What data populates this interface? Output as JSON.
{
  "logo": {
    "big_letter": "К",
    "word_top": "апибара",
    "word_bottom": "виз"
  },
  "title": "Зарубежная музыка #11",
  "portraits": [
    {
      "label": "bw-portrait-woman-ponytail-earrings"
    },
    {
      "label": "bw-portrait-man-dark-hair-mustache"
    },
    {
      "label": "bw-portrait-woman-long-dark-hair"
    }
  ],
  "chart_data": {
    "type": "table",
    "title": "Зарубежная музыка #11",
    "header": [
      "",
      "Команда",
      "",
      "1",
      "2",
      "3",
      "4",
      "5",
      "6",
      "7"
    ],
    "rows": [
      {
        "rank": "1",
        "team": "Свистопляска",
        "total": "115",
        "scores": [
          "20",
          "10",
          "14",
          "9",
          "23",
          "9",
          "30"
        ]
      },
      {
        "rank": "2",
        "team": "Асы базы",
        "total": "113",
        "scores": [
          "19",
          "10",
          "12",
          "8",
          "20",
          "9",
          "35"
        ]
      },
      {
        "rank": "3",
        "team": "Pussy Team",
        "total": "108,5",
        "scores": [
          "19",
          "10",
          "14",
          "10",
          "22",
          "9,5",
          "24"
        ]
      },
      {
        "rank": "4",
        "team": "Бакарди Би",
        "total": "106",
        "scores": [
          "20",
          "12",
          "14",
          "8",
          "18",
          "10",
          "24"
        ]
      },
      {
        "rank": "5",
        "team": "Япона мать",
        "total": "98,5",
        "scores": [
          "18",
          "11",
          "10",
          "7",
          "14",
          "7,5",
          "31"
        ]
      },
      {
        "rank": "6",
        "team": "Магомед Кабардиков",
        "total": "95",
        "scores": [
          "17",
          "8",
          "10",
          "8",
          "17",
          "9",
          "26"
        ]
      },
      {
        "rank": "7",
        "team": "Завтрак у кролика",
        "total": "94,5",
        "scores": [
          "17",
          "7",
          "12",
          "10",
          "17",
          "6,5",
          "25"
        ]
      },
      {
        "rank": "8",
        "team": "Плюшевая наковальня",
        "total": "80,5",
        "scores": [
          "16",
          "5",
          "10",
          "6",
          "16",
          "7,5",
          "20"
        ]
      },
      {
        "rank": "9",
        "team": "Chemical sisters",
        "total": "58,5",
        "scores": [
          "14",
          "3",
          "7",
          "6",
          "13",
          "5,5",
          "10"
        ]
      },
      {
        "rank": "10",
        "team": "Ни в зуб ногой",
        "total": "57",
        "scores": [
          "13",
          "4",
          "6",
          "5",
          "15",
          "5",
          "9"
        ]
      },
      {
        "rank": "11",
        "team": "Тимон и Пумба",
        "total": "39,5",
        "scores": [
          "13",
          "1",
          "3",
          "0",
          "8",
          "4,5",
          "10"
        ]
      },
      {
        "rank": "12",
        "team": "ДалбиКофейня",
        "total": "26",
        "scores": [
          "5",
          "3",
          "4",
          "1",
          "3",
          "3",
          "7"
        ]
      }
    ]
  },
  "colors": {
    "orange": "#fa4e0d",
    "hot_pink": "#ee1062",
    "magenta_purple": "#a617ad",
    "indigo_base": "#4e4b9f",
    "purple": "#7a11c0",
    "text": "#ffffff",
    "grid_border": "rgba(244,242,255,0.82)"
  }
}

◆ ◆ ◆ ◆ ◆ ◆ ◆

[What to work on]: Scan the listing above and copy all lines containing the word "label".

[Solution for this exercise]:
      "label": "bw-portrait-woman-ponytail-earrings"
      "label": "bw-portrait-man-dark-hair-mustache"
      "label": "bw-portrait-woman-long-dark-hair"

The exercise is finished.